* [TASK DIRECTIONS]: Copy the line with "Enumerate this screenshot's" and all lines following it through the last line of the entries, exactly as written.

Dataset listings of figures
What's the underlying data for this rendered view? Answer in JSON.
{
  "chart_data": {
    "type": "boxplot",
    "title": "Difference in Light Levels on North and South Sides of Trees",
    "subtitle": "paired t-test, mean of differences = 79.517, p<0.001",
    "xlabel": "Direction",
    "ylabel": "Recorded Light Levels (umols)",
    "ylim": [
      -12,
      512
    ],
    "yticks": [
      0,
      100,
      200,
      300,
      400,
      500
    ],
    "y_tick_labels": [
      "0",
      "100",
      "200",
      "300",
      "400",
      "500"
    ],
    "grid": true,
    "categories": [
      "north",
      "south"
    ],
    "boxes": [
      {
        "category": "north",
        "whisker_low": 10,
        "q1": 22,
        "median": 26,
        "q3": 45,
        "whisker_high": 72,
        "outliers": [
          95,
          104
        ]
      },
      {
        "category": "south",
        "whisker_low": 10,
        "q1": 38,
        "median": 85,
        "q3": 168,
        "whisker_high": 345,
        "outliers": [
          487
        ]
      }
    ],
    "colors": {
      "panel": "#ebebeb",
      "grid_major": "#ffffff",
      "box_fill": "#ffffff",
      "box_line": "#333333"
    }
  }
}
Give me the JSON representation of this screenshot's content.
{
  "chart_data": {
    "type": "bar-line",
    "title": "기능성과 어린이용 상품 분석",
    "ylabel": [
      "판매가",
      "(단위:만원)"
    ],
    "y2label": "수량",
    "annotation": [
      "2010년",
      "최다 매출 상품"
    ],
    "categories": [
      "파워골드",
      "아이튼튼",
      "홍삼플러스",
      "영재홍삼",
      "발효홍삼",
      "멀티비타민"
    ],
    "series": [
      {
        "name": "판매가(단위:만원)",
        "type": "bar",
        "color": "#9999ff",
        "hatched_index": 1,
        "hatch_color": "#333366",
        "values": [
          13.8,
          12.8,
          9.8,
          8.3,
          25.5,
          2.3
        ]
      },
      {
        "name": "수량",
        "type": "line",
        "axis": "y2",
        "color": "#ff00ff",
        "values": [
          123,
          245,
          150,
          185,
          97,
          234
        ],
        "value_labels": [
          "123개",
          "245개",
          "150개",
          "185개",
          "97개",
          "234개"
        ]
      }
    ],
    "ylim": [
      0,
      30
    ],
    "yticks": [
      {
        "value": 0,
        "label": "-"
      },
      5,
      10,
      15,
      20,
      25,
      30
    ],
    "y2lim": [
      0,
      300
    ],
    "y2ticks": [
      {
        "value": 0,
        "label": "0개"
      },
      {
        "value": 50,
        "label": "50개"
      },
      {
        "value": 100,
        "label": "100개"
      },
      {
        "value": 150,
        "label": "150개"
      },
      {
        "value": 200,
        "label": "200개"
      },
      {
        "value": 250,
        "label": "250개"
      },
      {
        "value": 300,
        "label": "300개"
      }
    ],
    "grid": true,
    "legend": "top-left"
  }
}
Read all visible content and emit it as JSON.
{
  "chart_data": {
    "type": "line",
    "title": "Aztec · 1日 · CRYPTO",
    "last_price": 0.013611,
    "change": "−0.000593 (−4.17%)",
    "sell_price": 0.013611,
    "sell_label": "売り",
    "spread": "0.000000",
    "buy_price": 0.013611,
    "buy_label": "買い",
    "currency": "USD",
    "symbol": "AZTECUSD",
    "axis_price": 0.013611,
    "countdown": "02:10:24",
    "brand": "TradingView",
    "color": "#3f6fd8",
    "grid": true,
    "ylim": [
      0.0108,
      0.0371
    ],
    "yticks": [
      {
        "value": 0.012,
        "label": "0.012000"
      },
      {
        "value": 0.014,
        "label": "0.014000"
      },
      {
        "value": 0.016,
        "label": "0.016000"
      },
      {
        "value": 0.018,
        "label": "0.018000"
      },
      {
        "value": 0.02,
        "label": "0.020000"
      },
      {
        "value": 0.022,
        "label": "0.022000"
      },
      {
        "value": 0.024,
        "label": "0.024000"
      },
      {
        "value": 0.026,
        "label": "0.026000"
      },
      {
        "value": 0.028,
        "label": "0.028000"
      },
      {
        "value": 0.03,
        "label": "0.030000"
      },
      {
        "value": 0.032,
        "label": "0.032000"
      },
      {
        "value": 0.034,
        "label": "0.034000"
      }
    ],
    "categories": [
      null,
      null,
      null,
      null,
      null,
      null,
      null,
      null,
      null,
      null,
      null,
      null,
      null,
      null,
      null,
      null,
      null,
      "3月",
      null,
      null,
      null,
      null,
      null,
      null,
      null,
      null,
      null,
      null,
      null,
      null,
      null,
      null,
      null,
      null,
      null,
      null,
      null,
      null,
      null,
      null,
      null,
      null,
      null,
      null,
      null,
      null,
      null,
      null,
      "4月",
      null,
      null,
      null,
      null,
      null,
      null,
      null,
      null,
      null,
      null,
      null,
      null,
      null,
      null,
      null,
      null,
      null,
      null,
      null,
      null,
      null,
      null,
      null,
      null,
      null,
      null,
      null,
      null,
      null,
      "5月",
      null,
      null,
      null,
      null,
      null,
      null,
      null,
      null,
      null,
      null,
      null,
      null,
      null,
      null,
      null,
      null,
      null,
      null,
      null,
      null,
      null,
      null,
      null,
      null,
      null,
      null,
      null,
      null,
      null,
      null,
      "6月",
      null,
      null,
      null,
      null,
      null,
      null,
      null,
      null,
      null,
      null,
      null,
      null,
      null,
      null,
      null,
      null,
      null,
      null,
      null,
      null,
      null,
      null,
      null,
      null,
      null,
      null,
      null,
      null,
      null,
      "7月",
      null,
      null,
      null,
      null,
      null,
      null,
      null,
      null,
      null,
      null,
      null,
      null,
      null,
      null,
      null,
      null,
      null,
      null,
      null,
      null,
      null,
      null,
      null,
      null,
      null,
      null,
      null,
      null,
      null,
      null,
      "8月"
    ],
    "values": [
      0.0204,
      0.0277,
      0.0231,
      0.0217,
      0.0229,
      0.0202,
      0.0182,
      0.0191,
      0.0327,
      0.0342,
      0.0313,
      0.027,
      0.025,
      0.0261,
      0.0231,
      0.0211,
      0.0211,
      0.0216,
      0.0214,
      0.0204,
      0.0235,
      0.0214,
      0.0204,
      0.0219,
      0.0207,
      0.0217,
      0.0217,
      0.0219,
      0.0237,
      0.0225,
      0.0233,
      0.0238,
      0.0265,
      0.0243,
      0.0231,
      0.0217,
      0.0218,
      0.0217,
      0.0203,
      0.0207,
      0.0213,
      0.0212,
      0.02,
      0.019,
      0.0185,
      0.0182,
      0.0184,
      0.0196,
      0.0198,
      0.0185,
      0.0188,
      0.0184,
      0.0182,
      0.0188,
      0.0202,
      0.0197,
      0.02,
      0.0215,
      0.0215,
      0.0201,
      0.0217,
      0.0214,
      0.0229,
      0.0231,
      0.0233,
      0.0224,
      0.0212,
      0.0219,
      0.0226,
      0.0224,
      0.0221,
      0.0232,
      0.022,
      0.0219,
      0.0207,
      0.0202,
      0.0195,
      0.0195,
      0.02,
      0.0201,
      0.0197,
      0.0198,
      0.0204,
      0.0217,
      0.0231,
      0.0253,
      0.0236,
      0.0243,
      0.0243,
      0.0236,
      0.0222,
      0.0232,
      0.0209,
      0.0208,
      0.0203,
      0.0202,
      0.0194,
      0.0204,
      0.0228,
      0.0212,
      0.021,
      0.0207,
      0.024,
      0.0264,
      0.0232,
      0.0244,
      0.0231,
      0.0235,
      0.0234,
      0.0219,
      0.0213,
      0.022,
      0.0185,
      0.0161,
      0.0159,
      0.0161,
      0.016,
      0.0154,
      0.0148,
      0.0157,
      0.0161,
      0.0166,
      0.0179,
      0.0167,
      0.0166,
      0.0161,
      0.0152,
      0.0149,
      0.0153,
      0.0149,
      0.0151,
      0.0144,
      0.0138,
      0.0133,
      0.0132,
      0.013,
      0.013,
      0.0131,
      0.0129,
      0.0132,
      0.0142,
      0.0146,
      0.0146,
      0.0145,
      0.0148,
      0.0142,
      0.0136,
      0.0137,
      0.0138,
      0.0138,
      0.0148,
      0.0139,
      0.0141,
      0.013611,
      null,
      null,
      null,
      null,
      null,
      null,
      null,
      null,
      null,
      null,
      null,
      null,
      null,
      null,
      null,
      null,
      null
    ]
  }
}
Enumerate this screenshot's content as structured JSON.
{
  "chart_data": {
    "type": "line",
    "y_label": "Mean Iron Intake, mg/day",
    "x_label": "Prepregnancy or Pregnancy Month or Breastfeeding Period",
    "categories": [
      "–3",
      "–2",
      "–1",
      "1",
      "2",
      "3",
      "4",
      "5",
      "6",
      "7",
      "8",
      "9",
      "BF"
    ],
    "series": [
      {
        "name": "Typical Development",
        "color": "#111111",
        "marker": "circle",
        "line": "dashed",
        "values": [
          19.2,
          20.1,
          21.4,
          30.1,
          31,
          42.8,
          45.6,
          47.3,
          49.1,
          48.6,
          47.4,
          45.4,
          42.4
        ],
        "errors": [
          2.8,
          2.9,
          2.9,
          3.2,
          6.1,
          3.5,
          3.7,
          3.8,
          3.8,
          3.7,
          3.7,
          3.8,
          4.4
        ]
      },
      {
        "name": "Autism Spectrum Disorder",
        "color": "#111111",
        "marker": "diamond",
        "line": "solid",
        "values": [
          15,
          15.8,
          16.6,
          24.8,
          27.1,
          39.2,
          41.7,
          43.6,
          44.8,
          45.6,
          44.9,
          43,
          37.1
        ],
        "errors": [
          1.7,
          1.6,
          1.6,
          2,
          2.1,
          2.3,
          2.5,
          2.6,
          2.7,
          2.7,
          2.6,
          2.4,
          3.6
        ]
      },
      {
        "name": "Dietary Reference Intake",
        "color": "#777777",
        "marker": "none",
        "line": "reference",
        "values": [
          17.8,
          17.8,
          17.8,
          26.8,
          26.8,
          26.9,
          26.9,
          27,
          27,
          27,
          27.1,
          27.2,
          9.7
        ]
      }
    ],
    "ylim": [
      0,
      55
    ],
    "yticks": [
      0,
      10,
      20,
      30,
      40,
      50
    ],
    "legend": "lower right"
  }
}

* [RESULT OF THIS TASK]:
Enumerate this screenshot's content as structured JSON.
{
  "chart_data": {
    "type": "line",
    "y_label": "Mean Iron Intake, mg/day",
    "x_label": "Prepregnancy or Pregnancy Month or Breastfeeding Period",
    "categories": [
      "–3",
      "–2",
      "–1",
      "1",
      "2",
      "3",
      "4",
      "5",
      "6",
      "7",
      "8",
      "9",
      "BF"
    ],
    "series": [
      {
        "name": "Typical Development",
        "color": "#111111",
        "marker": "circle",
        "line": "dashed",
        "values": [
          19.2,
          20.1,
          21.4,
          30.1,
          31,
          42.8,
          45.6,
          47.3,
          49.1,
          48.6,
          47.4,
          45.4,
          42.4
        ],
        "errors": [
          2.8,
          2.9,
          2.9,
          3.2,
          6.1,
          3.5,
          3.7,
          3.8,
          3.8,
          3.7,
          3.7,
          3.8,
          4.4
        ]
      },
      {
        "name": "Autism Spectrum Disorder",
        "color": "#111111",
        "marker": "diamond",
        "line": "solid",
        "values": [
          15,
          15.8,
          16.6,
          24.8,
          27.1,
          39.2,
          41.7,
          43.6,
          44.8,
          45.6,
          44.9,
          43,
          37.1
        ],
        "errors": [
          1.7,
          1.6,
          1.6,
          2,
          2.1,
          2.3,
          2.5,
          2.6,
          2.7,
          2.7,
          2.6,
          2.4,
          3.6
        ]
      },
      {
        "name": "Dietary Reference Intake",
        "color": "#777777",
        "marker": "none",
        "line": "reference",
        "values": [
          17.8,
          17.8,
          17.8,
          26.8,
          26.8,
          26.9,
          26.9,
          27,
          27,
          27,
          27.1,
          27.2,
          9.7
        ]
      }
    ],
    "ylim": [
      0,
      55
    ],
    "yticks": [
      0,
      10,
      20,
      30,
      40,
      50
    ],
    "legend": "lower right"
  }
}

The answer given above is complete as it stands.